-- START OF EXTRACTED ENTRIES --

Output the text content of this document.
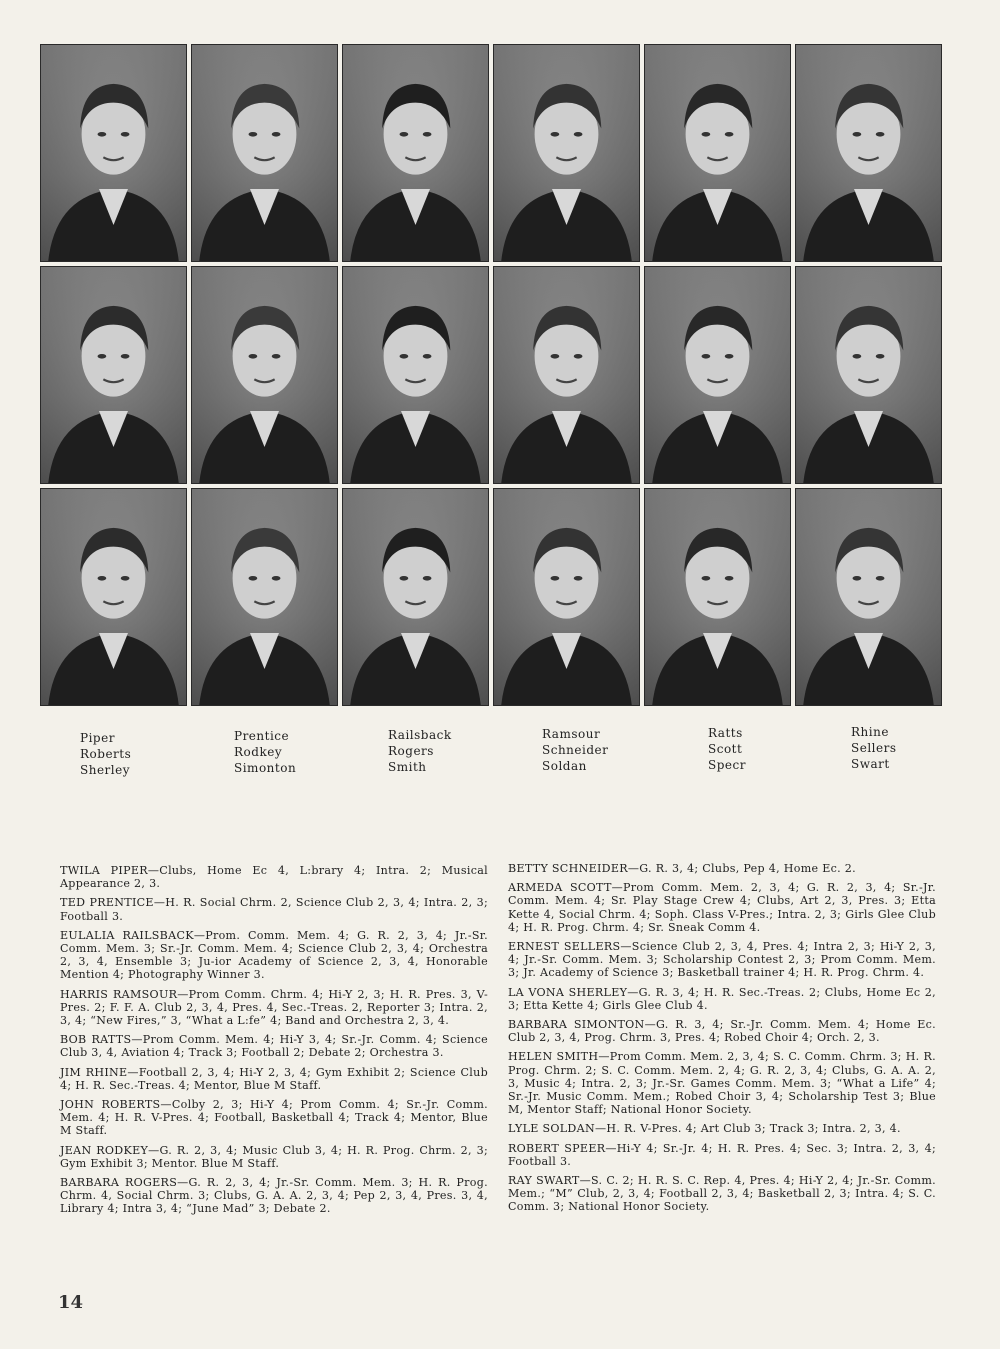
Piper
Roberts
Sherley
Prentice
Rodkey
Simonton
Railsback
Rogers
Smith
Ramsour
Schneider
Soldan
Ratts
Scott
Specr
Rhine
Sellers
Swart

TWILA PIPER—Clubs, Home Ec 4, L:brary 4; Intra. 2; Musical Appearance 2, 3.

TED PRENTICE—H. R. Social Chrm. 2, Science Club 2, 3, 4; Intra. 2, 3; Football 3.

EULALIA RAILSBACK—Prom. Comm. Mem. 4; G. R. 2, 3, 4; Jr.-Sr. Comm. Mem. 3; Sr.-Jr. Comm. Mem. 4; Science Club 2, 3, 4; Orchestra 2, 3, 4, Ensemble 3; Ju-ior Academy of Science 2, 3, 4, Honorable Mention 4; Photography Winner 3.

HARRIS RAMSOUR—Prom Comm. Chrm. 4; Hi-Y 2, 3; H. R. Pres. 3, V-Pres. 2; F. F. A. Club 2, 3, 4, Pres. 4, Sec.-Treas. 2, Reporter 3; Intra. 2, 3, 4; “New Fires,” 3, “What a L:fe” 4; Band and Orchestra 2, 3, 4.

BOB RATTS—Prom Comm. Mem. 4; Hi-Y 3, 4; Sr.-Jr. Comm. 4; Science Club 3, 4, Aviation 4; Track 3; Football 2; Debate 2; Orchestra 3.

JIM RHINE—Football 2, 3, 4; Hi-Y 2, 3, 4; Gym Exhibit 2; Science Club 4; H. R. Sec.-Treas. 4; Mentor, Blue M Staff.

JOHN ROBERTS—Colby 2, 3; Hi-Y 4; Prom Comm. 4; Sr.-Jr. Comm. Mem. 4; H. R. V-Pres. 4; Football, Basketball 4; Track 4; Mentor, Blue M Staff.

JEAN RODKEY—G. R. 2, 3, 4; Music Club 3, 4; H. R. Prog. Chrm. 2, 3; Gym Exhibit 3; Mentor. Blue M Staff.

BARBARA ROGERS—G. R. 2, 3, 4; Jr.-Sr. Comm. Mem. 3; H. R. Prog. Chrm. 4, Social Chrm. 3; Clubs, G. A. A. 2, 3, 4; Pep 2, 3, 4, Pres. 3, 4, Library 4; Intra 3, 4; “June Mad” 3; Debate 2.

BETTY SCHNEIDER—G. R. 3, 4; Clubs, Pep 4, Home Ec. 2.

ARMEDA SCOTT—Prom Comm. Mem. 2, 3, 4; G. R. 2, 3, 4; Sr.-Jr. Comm. Mem. 4; Sr. Play Stage Crew 4; Clubs, Art 2, 3, Pres. 3; Etta Kette 4, Social Chrm. 4; Soph. Class V-Pres.; Intra. 2, 3; Girls Glee Club 4; H. R. Prog. Chrm. 4; Sr. Sneak Comm 4.

ERNEST SELLERS—Science Club 2, 3, 4, Pres. 4; Intra 2, 3; Hi-Y 2, 3, 4; Jr.-Sr. Comm. Mem. 3; Scholarship Contest 2, 3; Prom Comm. Mem. 3; Jr. Academy of Science 3; Basketball trainer 4; H. R. Prog. Chrm. 4.

LA VONA SHERLEY—G. R. 3, 4; H. R. Sec.-Treas. 2; Clubs, Home Ec 2, 3; Etta Kette 4; Girls Glee Club 4.

BARBARA SIMONTON—G. R. 3, 4; Sr.-Jr. Comm. Mem. 4; Home Ec. Club 2, 3, 4, Prog. Chrm. 3, Pres. 4; Robed Choir 4; Orch. 2, 3.

HELEN SMITH—Prom Comm. Mem. 2, 3, 4; S. C. Comm. Chrm. 3; H. R. Prog. Chrm. 2; S. C. Comm. Mem. 2, 4; G. R. 2, 3, 4; Clubs, G. A. A. 2, 3, Music 4; Intra. 2, 3; Jr.-Sr. Games Comm. Mem. 3; “What a Life” 4; Sr.-Jr. Music Comm. Mem.; Robed Choir 3, 4; Scholarship Test 3; Blue M, Mentor Staff; National Honor Society.

LYLE SOLDAN—H. R. V-Pres. 4; Art Club 3; Track 3; Intra. 2, 3, 4.

ROBERT SPEER—Hi-Y 4; Sr.-Jr. 4; H. R. Pres. 4; Sec. 3; Intra. 2, 3, 4; Football 3.

RAY SWART—S. C. 2; H. R. S. C. Rep. 4, Pres. 4; Hi-Y 2, 4; Jr.-Sr. Comm. Mem.; “M” Club, 2, 3, 4; Football 2, 3, 4; Basketball 2, 3; Intra. 4; S. C. Comm. 3; National Honor Society.

14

-- END OF EXTRACTED ENTRIES --

* WHAT YOU SHOULD DO *
Go through the data above and find the lines with the word "Home". Copy each of those lines.

* ANSWER *
TWILA PIPER—Clubs, Home Ec 4, L:brary 4; Intra. 2; Musical Appearance 2, 3.
BETTY SCHNEIDER—G. R. 3, 4; Clubs, Pep 4, Home Ec. 2.
LA VONA SHERLEY—G. R. 3, 4; H. R. Sec.-Treas. 2; Clubs, Home Ec 2, 3; Etta Kette 4; Girls Glee Club 4.
BARBARA SIMONTON—G. R. 3, 4; Sr.-Jr. Comm. Mem. 4; Home Ec. Club 2, 3, 4, Prog. Chrm. 3, Pres. 4; Robed Choir 4; Orch. 2, 3.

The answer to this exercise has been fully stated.